= Problem details =
All lines in which the word "Volume" occurs are to be extracted.
===== Records to process
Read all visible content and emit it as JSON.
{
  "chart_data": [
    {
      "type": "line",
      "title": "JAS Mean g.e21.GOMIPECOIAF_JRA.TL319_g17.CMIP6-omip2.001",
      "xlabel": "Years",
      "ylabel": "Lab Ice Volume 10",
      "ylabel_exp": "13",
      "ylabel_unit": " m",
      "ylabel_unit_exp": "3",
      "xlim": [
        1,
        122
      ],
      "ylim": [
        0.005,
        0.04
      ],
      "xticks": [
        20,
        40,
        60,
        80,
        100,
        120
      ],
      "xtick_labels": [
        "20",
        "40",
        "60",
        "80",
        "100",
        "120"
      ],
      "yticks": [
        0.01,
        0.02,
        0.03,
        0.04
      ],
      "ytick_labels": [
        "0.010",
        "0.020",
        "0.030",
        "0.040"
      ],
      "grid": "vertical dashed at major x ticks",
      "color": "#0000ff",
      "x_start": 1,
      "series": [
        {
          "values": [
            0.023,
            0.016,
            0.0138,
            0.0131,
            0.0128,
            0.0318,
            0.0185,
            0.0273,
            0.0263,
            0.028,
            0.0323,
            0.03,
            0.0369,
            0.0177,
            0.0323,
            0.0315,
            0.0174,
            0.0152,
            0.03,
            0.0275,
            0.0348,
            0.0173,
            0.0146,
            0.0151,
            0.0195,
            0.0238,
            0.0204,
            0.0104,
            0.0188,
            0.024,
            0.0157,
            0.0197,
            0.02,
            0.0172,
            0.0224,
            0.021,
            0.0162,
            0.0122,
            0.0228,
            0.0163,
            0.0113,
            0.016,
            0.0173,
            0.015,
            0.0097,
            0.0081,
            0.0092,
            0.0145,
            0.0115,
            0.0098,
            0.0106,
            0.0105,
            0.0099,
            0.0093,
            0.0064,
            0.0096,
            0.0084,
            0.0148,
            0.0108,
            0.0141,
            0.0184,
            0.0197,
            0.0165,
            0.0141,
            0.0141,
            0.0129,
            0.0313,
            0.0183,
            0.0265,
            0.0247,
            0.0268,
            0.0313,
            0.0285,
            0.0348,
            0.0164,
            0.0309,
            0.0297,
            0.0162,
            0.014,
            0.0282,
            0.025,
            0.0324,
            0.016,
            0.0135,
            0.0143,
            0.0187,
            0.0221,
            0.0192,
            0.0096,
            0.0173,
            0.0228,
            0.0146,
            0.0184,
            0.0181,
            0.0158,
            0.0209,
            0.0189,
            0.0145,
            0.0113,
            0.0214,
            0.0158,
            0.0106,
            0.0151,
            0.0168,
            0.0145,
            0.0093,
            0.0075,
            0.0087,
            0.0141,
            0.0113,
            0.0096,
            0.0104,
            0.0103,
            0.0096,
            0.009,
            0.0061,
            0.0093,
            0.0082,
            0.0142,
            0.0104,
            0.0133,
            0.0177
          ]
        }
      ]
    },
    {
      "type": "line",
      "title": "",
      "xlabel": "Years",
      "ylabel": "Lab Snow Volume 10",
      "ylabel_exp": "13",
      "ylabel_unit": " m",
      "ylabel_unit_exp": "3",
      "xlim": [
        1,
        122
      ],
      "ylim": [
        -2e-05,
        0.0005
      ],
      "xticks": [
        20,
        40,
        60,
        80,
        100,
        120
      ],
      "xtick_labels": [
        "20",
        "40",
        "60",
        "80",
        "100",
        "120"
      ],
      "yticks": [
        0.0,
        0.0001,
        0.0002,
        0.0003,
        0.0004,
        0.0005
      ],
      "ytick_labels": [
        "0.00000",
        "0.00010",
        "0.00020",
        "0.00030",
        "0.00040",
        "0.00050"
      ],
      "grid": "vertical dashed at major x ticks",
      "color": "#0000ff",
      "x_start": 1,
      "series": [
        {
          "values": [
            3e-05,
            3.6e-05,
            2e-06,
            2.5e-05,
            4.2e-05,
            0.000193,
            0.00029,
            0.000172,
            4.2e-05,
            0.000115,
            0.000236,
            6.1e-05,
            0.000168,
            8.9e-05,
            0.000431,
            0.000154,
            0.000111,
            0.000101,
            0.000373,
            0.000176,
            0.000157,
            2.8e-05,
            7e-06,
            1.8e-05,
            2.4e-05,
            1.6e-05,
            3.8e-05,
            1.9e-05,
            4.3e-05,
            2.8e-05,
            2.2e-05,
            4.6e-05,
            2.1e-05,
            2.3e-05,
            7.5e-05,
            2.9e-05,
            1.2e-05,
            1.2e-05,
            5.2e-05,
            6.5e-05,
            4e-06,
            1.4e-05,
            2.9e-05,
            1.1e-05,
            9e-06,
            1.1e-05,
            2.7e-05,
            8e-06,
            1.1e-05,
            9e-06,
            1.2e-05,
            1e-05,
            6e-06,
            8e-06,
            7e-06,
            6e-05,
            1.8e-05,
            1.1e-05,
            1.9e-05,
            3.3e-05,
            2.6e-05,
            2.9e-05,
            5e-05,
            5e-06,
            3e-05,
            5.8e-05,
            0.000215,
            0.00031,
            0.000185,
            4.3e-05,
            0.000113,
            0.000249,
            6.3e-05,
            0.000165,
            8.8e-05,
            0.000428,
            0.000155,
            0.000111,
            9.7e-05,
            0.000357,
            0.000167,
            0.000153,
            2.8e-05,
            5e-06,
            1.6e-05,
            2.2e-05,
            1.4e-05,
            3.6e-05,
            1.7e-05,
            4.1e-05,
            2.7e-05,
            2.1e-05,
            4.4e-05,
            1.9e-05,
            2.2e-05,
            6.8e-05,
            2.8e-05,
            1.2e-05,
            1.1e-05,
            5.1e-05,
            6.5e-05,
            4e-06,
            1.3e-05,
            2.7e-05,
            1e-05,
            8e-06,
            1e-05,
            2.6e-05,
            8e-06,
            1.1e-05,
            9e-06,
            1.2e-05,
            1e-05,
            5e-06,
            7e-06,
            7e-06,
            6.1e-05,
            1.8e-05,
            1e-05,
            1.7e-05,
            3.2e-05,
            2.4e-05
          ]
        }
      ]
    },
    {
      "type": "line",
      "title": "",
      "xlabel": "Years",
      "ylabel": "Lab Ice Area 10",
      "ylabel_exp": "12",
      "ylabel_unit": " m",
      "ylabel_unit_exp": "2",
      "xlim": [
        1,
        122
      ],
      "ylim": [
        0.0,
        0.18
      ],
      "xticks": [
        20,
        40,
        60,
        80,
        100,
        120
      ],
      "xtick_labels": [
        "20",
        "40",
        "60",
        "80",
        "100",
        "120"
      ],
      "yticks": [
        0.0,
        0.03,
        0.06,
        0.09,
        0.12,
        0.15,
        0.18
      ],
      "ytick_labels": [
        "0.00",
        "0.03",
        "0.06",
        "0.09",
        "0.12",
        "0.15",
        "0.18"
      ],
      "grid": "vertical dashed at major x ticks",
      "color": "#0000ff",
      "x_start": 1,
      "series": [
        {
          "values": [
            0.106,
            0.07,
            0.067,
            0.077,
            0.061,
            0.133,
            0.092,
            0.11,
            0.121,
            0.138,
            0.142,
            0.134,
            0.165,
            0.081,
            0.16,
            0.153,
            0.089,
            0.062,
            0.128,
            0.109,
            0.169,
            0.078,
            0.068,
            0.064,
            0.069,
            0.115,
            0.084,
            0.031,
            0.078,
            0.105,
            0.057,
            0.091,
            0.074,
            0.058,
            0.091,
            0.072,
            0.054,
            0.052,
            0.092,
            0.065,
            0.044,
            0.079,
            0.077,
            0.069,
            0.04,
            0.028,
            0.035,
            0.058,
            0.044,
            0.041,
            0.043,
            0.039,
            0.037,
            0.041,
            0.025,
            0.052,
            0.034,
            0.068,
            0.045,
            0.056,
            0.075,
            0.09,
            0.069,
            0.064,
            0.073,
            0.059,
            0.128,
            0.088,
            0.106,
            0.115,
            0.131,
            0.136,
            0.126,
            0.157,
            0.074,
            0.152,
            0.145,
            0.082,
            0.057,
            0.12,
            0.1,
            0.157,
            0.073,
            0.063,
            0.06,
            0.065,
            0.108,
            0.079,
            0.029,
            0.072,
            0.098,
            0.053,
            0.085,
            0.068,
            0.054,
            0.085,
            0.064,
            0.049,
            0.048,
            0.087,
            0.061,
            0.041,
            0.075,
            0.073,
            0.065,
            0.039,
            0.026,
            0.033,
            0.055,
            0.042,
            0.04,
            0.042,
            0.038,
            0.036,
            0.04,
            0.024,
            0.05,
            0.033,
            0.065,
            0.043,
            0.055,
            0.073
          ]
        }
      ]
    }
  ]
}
==========
= Expected output =
      "ylabel": "Lab Ice Volume 10",
      "ylabel": "Lab Snow Volume 10",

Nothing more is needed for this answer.